=== Exercise goal ===
Give the number of lines that include the word "Utemöbler", and nothing else.

=== Provided records ===
## Start
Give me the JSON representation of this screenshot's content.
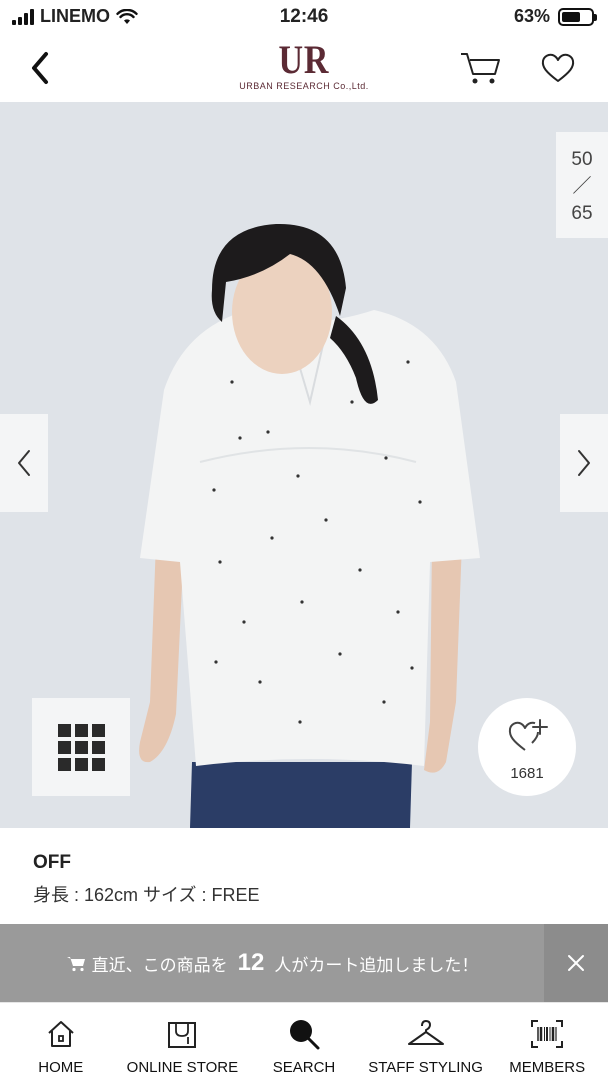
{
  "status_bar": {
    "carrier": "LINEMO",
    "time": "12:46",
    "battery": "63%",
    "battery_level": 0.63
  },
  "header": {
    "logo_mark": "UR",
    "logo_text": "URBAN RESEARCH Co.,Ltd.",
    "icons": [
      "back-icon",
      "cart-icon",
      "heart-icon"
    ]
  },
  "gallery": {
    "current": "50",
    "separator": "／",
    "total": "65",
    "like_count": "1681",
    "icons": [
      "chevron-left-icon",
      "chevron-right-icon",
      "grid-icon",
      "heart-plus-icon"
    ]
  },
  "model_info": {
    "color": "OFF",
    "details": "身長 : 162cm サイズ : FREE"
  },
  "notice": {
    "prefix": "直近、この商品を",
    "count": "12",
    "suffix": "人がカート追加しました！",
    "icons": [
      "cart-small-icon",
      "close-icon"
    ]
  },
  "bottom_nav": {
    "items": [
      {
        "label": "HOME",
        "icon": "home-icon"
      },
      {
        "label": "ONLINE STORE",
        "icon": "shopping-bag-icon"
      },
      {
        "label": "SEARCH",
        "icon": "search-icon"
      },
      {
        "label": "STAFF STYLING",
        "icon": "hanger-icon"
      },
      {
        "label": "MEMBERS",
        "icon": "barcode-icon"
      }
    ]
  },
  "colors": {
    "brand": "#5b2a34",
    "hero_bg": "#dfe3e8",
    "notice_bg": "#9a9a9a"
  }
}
## End
## Start
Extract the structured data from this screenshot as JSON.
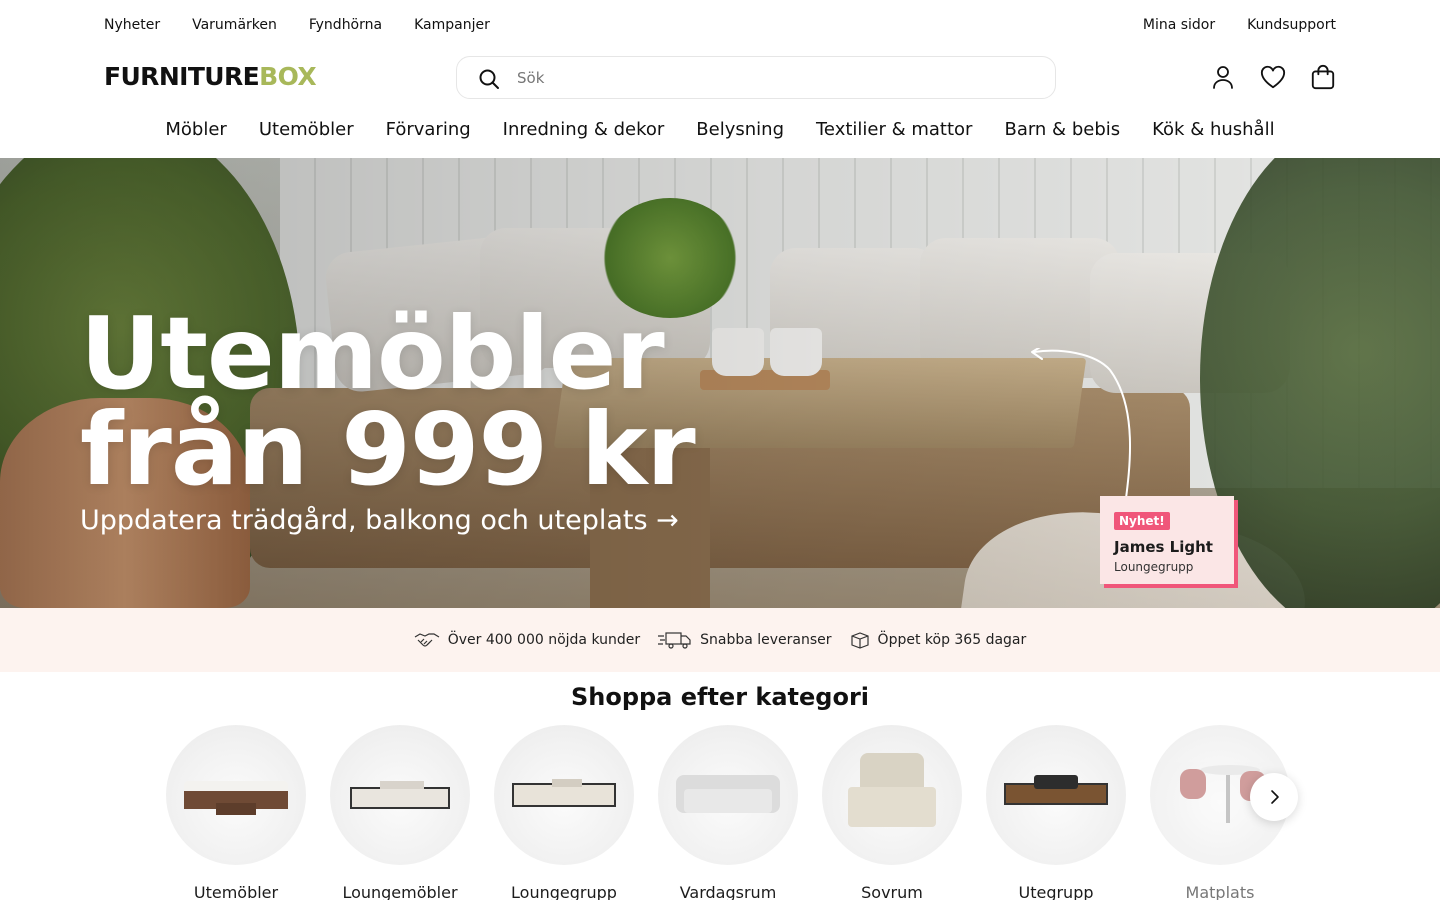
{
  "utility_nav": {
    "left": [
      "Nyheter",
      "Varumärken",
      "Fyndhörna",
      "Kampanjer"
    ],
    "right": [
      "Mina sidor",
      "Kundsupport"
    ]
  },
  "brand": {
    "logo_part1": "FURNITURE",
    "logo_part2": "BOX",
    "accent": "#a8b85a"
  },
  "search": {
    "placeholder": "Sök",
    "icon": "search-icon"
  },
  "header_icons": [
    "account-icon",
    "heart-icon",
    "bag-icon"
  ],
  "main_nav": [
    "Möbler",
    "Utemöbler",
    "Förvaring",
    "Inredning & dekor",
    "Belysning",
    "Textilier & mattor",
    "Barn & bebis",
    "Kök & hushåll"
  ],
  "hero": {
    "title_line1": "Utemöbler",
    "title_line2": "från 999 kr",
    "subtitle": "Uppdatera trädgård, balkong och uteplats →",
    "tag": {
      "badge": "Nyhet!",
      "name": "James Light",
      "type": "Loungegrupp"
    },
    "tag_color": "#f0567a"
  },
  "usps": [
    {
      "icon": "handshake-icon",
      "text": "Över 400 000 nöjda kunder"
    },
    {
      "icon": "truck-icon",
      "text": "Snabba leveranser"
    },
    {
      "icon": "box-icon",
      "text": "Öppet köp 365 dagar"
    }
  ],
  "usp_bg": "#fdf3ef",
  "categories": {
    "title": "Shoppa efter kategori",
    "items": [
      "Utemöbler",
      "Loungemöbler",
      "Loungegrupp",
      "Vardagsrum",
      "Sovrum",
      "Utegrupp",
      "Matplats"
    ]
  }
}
## End
=== Answer in full ===
3